## VORLIEGENDER FORENAUSZUG

==========

Wenn wir das schonmal vorher planen, kann sich jeder darauf einrichten !

Aber was anderes - Freiburg/Rosskopf ? 
Wäre auch ne überlegung Wert für die Feiertage ?!


----------



## Akira01 (25. März 2010)

rosskopf ist ne idee aber der 6 ste ist kein feiertag mehr .
wir können uns aber auch heidelberg mal durch den kopf gehen lassen . 
und bei mir weiß ich nicht ob ich das schaffe ich werde nächste woche meine gabel zum service schicken dauert bis zu 2 wochen dann kann ich erst wieder


----------



## Black_Label (25. März 2010)

@All also wer auf richtige Anlieger Gaps und gute Kicker oder eben doubles etc. steht sollte wirklich mal Heidelberg ins Auge nehmen.... an nem Samstag wärs echt klasse da die HD-Freerider auch dort sind...

==========

## GESTELLTE AUFGABE 1
Schreibe aus dem Forenauszug den Abschnitt ab, der mit „und bei mir“ beginnt und mit „auch dort sind...“ endet. Ändere dabei nichts.
## GESTELLTE AUFGABE 2
Gib die Datensätze unverändert aus, beginnend mit ihrer ersten Zeile und endend mit der Zeile, die „data-label: 39.3 [500,206,522,214]“ enthält, diese eingeschlossen.

==========

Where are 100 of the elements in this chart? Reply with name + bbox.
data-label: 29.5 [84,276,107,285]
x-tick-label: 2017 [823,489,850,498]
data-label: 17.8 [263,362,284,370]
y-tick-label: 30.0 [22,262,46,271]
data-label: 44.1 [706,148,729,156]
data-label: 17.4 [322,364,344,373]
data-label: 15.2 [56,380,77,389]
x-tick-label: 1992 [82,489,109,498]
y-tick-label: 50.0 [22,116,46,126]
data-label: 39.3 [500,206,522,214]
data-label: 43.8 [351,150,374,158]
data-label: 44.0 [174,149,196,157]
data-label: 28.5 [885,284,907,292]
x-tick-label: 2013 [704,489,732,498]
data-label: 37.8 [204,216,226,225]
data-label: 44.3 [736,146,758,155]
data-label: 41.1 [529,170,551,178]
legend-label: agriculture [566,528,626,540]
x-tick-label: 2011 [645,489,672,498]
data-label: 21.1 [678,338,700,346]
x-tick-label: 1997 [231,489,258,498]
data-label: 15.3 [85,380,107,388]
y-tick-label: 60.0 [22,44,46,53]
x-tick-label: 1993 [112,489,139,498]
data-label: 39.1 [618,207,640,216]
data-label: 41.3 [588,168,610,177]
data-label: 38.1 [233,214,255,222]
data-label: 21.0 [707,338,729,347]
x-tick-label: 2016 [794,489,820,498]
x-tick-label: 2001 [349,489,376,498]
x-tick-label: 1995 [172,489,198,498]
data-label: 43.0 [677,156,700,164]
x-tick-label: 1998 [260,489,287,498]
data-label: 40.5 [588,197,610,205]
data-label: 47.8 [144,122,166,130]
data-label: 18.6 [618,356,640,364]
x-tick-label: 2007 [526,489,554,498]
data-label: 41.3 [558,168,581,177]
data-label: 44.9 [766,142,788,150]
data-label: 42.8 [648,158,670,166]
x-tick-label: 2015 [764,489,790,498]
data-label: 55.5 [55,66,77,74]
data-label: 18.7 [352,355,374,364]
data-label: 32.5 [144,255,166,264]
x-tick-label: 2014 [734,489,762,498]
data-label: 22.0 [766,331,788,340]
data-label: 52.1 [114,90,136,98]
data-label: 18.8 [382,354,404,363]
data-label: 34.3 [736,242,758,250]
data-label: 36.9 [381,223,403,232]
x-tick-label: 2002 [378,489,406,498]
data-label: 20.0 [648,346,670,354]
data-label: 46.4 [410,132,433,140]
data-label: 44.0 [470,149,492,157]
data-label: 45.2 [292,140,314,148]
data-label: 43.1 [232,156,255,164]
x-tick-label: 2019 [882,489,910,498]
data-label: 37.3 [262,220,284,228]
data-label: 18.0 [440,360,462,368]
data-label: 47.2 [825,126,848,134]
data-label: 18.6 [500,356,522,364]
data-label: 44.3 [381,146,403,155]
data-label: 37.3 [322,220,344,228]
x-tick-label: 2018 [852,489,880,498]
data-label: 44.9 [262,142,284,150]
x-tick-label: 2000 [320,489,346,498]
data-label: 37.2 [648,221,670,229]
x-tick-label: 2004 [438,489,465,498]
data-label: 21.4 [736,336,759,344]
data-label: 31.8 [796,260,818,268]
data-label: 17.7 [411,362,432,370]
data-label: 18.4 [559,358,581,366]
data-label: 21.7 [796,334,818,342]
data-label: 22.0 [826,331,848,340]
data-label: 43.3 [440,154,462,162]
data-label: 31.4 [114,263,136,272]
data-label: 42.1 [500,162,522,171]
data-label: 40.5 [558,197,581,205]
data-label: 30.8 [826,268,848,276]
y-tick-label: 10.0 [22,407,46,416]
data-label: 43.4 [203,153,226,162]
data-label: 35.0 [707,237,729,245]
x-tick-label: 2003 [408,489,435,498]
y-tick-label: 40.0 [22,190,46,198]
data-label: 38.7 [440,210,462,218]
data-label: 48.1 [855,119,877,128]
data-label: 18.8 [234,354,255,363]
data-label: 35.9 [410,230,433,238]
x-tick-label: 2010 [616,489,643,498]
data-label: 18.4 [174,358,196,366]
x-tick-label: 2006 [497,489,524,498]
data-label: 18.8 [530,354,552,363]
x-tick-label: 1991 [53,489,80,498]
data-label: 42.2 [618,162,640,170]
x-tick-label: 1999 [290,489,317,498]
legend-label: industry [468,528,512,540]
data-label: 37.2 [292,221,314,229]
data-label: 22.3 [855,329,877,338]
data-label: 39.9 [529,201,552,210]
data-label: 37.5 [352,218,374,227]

==========

## ANTWORT 1
und bei mir weiß ich nicht ob ich das schaffe ich werde nächste woche meine gabel zum service schicken dauert bis zu 2 wochen dann kann ich erst wieder


----------



## Black_Label (25. März 2010)

@All also wer auf richtige Anlieger Gaps und gute Kicker oder eben doubles etc. steht sollte wirklich mal Heidelberg ins Auge nehmen.... an nem Samstag wärs echt klasse da die HD-Freerider auch dort sind...

## ANTWORT 2
Where are 100 of the elements in this chart? Reply with name + bbox.
data-label: 29.5 [84,276,107,285]
x-tick-label: 2017 [823,489,850,498]
data-label: 17.8 [263,362,284,370]
y-tick-label: 30.0 [22,262,46,271]
data-label: 44.1 [706,148,729,156]
data-label: 17.4 [322,364,344,373]
data-label: 15.2 [56,380,77,389]
x-tick-label: 1992 [82,489,109,498]
y-tick-label: 50.0 [22,116,46,126]
data-label: 39.3 [500,206,522,214]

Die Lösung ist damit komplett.